Reply with one number: the count of lines in the records below that hold "comments".

---+---

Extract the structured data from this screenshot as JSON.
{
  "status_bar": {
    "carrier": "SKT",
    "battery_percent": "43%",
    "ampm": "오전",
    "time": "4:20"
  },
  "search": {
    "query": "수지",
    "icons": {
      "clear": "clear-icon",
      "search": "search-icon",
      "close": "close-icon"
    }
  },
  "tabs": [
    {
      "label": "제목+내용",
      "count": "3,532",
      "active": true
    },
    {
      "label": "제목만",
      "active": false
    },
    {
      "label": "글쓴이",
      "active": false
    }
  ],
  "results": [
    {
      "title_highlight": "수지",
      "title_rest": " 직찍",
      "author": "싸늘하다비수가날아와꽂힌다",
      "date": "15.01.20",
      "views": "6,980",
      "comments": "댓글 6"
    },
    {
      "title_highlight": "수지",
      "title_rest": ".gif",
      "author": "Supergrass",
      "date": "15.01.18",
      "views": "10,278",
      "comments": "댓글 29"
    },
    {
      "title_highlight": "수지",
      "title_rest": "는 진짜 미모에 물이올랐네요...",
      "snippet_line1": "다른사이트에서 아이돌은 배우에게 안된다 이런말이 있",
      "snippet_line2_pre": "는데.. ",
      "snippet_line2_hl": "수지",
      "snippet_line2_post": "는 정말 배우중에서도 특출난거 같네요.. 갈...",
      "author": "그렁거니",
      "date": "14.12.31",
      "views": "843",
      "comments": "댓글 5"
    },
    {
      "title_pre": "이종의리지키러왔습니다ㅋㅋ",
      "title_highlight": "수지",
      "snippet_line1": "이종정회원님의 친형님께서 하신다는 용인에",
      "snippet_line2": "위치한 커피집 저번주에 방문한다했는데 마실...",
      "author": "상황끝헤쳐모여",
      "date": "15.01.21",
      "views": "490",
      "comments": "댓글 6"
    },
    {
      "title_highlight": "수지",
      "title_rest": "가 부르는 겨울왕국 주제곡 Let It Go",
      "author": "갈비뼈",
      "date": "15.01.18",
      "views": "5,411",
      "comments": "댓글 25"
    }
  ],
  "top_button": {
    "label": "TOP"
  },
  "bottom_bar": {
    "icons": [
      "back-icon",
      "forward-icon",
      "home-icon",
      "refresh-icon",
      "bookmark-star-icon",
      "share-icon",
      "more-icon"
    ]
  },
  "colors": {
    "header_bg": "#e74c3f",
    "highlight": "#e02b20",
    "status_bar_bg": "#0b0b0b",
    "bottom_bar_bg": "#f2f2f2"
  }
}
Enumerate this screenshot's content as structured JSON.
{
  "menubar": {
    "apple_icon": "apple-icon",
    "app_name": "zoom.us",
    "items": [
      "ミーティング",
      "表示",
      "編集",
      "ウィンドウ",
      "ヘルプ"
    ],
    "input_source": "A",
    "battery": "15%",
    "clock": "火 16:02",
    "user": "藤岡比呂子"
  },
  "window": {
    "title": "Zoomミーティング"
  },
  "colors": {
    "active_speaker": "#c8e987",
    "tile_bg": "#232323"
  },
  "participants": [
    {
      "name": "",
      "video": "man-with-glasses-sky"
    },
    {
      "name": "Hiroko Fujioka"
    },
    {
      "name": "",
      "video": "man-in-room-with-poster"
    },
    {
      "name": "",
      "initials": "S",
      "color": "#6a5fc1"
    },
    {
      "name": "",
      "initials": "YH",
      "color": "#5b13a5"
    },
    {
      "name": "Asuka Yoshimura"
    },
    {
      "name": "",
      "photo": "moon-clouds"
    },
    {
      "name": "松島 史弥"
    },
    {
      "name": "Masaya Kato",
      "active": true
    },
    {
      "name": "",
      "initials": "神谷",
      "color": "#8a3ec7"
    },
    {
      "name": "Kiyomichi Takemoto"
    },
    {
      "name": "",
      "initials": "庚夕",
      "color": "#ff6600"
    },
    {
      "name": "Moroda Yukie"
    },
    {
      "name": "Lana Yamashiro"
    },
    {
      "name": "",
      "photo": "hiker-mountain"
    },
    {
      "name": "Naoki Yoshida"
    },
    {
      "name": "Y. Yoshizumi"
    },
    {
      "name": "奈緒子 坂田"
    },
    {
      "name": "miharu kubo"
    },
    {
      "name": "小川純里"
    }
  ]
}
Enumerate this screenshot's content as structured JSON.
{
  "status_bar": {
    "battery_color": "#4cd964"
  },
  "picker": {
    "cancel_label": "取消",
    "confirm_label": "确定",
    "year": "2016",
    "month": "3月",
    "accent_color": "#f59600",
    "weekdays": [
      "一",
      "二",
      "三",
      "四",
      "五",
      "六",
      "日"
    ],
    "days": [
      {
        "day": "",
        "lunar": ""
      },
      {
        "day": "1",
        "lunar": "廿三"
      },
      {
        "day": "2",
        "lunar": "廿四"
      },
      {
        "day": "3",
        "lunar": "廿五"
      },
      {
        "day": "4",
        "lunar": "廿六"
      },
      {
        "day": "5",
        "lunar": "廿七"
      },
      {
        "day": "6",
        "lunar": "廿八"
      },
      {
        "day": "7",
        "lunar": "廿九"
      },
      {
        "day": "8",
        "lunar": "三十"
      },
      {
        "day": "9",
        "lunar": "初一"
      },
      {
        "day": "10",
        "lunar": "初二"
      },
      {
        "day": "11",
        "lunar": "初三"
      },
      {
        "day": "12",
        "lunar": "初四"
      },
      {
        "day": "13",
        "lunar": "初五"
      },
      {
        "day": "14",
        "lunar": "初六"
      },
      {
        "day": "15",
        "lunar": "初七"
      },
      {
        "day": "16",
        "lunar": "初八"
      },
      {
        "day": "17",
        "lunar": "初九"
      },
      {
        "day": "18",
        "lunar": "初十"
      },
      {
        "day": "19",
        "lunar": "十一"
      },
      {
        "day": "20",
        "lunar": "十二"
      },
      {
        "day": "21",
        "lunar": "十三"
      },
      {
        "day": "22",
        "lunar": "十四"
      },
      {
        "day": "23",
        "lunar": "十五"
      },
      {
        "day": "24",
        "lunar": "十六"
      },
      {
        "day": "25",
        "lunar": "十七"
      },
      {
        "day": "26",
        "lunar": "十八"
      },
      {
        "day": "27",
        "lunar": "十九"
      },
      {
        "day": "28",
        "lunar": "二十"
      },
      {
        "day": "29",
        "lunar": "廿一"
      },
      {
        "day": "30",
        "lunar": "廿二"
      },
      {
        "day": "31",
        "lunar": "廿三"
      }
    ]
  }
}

---+---

▶ _Solution to this task_
5